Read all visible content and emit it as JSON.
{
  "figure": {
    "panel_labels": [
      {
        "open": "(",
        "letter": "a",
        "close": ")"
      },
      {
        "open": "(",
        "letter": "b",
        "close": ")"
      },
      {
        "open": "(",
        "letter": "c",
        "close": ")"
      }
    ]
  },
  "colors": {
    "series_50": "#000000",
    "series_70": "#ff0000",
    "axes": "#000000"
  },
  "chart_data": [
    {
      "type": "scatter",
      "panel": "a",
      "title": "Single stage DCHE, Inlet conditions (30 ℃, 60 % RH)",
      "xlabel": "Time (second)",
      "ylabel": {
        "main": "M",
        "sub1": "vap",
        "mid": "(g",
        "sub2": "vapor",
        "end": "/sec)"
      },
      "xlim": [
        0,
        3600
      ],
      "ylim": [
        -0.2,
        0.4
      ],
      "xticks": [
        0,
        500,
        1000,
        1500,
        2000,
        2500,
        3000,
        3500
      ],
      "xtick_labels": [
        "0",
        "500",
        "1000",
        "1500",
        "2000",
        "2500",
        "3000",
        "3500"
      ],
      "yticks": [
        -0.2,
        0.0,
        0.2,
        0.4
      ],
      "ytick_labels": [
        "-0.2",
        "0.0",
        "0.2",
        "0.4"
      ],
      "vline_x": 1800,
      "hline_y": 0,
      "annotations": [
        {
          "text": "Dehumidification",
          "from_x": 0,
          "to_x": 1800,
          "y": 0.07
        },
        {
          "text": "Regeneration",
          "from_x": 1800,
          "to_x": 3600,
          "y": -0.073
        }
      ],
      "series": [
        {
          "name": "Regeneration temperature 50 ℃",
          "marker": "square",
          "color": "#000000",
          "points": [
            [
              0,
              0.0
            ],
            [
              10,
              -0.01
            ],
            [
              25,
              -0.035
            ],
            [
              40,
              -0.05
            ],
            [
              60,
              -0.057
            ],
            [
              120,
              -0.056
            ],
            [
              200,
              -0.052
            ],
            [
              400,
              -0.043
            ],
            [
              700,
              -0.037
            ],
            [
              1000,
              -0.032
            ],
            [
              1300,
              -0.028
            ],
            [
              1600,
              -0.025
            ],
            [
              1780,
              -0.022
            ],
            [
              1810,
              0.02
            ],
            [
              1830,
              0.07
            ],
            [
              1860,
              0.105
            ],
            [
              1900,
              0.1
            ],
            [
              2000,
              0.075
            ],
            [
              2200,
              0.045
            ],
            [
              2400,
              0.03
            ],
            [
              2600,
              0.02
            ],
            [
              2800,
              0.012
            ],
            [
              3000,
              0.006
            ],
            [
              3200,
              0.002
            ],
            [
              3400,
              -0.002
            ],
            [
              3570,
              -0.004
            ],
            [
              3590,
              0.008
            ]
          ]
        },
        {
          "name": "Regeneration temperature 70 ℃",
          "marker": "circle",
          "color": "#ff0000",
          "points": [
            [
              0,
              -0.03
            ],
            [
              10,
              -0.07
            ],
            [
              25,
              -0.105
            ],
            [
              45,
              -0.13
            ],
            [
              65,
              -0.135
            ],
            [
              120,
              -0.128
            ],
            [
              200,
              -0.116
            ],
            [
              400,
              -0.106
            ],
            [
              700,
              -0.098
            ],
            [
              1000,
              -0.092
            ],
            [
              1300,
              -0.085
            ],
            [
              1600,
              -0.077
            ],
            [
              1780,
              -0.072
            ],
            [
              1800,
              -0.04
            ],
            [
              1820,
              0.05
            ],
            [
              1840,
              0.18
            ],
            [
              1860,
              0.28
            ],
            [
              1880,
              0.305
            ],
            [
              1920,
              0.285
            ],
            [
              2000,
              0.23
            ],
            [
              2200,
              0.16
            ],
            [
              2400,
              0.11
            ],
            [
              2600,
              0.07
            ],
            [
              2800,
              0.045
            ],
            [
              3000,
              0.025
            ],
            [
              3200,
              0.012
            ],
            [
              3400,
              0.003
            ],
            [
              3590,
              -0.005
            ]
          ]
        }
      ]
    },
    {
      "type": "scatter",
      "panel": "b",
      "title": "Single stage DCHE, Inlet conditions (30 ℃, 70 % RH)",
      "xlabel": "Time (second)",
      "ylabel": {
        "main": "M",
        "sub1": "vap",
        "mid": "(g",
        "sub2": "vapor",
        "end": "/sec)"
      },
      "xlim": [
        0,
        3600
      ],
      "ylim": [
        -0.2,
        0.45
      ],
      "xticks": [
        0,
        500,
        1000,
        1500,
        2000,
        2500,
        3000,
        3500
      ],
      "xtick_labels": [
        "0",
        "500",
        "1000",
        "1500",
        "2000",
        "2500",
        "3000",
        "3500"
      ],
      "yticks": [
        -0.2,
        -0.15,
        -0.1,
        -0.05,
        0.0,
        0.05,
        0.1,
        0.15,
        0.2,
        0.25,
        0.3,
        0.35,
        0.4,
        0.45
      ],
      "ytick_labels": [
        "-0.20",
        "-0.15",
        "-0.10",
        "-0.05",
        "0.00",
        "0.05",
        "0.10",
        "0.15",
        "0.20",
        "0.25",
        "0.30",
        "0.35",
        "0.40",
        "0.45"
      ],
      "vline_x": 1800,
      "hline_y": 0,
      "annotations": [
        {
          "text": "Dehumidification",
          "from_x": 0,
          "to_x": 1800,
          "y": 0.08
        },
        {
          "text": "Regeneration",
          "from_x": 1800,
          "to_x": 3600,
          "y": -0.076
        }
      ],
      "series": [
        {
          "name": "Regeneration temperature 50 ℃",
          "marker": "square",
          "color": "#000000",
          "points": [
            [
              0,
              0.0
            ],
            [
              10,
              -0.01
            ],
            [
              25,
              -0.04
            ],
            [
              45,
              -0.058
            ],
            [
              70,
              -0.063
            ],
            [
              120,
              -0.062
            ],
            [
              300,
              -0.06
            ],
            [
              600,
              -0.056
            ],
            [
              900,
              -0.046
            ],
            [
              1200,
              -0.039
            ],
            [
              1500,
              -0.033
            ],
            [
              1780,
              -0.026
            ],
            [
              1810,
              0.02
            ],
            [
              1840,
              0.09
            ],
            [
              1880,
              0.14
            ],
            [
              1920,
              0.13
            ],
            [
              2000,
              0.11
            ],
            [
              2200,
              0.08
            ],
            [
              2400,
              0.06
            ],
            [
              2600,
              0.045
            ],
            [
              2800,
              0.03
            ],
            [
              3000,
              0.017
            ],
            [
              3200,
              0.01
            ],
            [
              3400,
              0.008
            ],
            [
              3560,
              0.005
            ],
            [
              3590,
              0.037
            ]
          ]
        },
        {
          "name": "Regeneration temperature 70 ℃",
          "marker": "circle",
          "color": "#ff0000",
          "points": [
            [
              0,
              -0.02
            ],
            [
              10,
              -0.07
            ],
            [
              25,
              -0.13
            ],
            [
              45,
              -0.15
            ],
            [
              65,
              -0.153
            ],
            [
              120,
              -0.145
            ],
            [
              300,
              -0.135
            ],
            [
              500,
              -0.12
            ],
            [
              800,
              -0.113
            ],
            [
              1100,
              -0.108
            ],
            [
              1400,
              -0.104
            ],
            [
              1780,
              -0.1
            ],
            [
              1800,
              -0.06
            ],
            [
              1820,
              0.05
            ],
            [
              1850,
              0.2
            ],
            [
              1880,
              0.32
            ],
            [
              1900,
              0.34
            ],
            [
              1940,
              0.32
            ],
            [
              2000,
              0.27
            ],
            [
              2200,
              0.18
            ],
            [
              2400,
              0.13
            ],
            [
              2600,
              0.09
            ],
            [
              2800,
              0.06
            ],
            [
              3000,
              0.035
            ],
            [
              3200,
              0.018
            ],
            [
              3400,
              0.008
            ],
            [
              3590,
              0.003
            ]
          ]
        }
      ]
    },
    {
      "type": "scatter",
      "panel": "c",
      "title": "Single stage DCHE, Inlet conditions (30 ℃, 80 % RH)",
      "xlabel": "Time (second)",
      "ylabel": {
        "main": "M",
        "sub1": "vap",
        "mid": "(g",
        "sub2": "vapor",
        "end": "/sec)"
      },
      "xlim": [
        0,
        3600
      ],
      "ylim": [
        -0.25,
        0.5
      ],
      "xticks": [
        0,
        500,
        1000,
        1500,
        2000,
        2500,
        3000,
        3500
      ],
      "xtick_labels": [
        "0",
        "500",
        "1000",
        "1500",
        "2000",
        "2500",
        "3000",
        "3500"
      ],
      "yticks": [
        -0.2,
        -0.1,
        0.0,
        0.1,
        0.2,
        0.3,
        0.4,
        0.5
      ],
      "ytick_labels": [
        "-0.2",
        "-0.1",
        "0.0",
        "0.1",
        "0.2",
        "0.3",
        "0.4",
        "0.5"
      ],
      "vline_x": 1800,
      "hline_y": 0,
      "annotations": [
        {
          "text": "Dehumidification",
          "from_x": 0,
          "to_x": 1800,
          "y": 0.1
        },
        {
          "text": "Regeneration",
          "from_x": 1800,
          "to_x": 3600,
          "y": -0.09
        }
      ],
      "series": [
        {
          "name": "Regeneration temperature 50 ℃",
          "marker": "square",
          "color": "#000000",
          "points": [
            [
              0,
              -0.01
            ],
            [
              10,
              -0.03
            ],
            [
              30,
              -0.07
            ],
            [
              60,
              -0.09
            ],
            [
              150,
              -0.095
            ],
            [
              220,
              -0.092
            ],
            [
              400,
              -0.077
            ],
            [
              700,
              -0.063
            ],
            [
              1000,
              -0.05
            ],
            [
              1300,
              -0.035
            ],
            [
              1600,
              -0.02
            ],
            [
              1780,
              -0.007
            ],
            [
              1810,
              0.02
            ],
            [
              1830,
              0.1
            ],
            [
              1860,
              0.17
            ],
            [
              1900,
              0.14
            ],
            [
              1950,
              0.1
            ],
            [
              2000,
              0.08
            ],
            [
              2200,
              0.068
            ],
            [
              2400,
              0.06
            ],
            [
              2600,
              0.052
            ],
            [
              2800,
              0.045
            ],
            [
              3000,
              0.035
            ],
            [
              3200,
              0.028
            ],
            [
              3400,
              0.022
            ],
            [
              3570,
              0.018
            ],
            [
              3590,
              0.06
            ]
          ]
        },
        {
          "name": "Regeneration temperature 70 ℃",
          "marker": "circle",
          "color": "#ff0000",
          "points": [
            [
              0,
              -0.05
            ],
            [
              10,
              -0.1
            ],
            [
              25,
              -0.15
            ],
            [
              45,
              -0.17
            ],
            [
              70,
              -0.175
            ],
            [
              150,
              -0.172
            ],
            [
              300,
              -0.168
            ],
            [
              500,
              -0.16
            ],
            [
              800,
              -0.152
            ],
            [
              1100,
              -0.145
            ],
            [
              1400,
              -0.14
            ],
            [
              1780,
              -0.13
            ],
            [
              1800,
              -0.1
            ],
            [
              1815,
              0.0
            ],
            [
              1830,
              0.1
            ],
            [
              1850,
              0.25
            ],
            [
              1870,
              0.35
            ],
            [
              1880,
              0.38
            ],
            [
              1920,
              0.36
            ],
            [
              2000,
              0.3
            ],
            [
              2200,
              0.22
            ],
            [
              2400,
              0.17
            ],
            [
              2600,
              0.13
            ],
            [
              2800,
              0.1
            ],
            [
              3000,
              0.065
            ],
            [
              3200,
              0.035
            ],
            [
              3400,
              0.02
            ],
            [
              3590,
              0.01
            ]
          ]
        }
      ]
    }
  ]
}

_Task description_: State how many lines hold the word "DCHE". The number is the whole answer.

_Task response_: 3